## start Data to use
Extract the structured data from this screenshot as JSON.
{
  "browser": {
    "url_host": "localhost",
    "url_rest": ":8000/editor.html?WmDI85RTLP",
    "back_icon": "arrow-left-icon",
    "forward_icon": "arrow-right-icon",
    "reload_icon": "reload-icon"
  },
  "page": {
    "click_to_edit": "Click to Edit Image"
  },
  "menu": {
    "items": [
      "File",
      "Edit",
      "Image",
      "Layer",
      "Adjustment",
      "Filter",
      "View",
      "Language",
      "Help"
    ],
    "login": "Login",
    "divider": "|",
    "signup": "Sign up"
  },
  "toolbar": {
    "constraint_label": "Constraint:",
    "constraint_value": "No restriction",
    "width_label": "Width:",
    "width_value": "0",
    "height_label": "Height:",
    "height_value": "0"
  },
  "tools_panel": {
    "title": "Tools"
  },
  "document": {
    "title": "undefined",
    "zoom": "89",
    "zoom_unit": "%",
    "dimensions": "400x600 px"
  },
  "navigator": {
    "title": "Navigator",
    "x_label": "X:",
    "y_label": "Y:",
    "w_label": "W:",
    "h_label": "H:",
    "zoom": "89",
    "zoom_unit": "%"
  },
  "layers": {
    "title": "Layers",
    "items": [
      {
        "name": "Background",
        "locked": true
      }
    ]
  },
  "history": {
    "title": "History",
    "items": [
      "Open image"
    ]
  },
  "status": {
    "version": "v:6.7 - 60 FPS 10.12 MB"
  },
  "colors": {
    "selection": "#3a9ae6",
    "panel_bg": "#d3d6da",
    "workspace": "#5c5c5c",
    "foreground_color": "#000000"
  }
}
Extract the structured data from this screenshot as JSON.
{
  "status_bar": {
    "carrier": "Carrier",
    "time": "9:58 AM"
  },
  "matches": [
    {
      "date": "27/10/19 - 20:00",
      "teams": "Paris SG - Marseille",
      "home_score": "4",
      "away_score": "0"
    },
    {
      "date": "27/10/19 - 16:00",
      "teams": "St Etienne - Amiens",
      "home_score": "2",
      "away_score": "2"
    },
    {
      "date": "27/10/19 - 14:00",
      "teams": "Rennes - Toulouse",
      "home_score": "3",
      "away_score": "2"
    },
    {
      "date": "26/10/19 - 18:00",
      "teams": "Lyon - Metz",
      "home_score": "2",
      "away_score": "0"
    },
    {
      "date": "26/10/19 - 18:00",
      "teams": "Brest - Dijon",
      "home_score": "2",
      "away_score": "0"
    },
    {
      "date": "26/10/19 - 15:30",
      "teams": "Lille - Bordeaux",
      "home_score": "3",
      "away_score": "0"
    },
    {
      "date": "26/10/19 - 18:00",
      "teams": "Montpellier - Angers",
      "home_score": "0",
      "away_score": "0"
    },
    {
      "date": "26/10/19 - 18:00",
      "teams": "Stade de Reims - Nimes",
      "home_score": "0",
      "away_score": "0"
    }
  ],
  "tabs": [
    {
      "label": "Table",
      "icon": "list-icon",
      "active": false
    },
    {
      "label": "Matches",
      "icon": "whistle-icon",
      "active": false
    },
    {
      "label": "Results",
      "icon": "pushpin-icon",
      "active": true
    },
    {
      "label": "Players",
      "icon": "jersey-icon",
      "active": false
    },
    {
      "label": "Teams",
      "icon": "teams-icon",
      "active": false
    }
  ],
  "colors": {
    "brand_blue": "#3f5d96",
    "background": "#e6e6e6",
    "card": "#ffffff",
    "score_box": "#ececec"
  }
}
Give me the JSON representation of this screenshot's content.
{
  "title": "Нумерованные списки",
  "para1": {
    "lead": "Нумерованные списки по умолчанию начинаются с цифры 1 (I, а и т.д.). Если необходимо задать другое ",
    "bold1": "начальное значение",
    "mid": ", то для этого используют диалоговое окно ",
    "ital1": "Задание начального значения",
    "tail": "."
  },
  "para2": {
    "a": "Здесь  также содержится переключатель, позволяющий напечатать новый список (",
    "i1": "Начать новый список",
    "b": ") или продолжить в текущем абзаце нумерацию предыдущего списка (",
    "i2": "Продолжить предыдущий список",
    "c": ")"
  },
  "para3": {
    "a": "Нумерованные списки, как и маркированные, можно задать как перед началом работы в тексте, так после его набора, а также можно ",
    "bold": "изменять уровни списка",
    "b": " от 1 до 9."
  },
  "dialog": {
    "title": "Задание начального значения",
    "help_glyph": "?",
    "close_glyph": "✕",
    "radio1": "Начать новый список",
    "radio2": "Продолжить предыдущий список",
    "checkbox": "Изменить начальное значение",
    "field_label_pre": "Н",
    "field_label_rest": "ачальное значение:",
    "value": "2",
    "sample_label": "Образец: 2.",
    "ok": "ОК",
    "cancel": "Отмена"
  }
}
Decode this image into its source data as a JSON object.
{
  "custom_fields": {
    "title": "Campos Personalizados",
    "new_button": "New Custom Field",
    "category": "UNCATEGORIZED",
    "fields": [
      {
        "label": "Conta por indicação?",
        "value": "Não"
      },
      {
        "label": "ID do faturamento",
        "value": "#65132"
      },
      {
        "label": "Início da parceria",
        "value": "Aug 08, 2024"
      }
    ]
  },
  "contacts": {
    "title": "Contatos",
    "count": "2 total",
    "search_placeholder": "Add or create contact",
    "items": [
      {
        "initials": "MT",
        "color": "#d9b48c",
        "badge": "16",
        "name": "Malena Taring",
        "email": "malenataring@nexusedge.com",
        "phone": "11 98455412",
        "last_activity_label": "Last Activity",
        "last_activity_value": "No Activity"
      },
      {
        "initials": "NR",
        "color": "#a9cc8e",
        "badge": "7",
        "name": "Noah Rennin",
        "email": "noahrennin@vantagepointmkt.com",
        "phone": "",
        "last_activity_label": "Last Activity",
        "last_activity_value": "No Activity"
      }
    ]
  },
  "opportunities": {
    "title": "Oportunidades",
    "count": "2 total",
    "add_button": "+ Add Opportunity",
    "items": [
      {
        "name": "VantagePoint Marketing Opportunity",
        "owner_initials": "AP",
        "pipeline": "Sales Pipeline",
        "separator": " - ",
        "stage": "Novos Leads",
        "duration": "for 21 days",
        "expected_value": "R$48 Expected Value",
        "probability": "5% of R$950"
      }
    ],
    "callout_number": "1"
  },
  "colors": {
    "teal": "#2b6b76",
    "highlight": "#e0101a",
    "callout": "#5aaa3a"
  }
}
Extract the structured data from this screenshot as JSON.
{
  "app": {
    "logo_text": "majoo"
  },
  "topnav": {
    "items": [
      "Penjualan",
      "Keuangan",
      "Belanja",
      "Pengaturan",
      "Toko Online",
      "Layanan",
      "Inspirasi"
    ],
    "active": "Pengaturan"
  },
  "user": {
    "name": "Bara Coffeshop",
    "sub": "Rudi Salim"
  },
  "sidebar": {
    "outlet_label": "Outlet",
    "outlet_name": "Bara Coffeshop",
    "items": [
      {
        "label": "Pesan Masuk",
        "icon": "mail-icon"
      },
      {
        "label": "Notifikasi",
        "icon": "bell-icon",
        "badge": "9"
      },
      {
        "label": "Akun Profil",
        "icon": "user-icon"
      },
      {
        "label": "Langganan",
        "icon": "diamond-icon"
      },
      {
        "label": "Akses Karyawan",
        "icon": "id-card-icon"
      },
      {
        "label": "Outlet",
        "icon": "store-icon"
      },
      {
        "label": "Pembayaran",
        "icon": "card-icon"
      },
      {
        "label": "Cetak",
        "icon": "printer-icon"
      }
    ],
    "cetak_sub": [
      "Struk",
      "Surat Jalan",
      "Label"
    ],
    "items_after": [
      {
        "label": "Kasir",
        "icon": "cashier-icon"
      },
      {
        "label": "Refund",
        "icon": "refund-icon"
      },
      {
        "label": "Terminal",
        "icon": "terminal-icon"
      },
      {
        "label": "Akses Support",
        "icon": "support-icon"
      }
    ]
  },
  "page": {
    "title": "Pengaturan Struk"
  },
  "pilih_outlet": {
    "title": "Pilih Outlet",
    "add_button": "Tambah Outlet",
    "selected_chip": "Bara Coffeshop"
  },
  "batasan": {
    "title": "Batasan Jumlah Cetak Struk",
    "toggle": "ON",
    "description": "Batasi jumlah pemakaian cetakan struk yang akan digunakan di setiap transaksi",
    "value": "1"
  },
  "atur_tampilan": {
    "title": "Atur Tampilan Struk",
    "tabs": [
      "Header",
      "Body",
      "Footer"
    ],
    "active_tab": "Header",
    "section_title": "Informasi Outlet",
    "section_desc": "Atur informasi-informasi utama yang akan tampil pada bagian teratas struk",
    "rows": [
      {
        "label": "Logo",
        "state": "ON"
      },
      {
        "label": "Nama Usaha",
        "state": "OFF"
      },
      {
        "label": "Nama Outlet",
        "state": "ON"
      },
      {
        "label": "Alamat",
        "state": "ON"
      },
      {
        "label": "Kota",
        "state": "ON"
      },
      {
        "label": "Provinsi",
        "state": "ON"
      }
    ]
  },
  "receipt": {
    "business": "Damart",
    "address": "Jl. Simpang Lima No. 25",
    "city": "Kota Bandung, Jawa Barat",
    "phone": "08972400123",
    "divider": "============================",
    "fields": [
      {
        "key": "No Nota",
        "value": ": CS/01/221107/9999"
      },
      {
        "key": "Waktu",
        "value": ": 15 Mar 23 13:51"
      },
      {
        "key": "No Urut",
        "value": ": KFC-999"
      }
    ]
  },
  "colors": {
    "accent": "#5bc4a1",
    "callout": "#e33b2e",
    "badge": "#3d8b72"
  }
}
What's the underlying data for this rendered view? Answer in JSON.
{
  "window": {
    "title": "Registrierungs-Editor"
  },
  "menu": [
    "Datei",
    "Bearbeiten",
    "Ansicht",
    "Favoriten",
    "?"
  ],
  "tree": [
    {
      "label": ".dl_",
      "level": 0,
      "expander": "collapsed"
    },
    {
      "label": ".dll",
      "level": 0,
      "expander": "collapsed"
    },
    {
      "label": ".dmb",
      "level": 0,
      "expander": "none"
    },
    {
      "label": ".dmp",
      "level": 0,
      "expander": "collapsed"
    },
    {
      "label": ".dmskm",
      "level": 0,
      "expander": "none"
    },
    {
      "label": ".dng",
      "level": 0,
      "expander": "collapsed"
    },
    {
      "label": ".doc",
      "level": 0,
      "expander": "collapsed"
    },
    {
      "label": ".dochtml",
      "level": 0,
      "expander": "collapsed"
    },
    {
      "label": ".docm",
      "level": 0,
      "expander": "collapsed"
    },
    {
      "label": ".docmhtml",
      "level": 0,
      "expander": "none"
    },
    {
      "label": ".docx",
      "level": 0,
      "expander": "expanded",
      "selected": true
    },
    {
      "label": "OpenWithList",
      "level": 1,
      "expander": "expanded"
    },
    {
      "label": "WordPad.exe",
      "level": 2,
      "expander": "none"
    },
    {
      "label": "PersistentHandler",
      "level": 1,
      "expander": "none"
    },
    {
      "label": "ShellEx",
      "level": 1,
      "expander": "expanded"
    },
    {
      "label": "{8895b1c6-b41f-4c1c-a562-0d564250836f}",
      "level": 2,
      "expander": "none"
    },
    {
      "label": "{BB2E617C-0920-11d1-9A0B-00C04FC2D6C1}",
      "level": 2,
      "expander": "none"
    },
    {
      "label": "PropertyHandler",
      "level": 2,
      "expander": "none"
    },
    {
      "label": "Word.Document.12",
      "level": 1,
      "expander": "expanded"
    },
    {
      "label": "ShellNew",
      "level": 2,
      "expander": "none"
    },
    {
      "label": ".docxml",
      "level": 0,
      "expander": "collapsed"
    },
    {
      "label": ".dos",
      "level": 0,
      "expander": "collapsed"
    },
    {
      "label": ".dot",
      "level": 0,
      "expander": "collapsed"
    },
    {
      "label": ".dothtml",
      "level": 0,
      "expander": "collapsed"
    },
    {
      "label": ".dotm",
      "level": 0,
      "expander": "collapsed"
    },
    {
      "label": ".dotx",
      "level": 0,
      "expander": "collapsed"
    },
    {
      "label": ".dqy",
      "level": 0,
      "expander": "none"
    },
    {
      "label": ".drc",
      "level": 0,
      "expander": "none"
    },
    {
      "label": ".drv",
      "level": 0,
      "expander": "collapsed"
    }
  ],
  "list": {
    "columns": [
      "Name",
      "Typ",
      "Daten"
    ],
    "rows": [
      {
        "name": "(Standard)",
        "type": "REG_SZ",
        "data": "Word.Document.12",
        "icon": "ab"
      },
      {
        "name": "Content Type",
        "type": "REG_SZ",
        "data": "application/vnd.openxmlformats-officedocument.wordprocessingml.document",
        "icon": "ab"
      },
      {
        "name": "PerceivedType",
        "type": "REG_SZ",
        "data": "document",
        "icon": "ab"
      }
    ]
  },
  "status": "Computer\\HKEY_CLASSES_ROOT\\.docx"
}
## end Data to use
### Task requirements:
Show each line of the listing that holds the string "также".

### Response to this task:
    "a": "Здесь  также содержится переключатель, позволяющий напечатать новый список (",
    "a": "Нумерованные списки, как и маркированные, можно задать как перед началом работы в тексте, так после его набора, а также можно ",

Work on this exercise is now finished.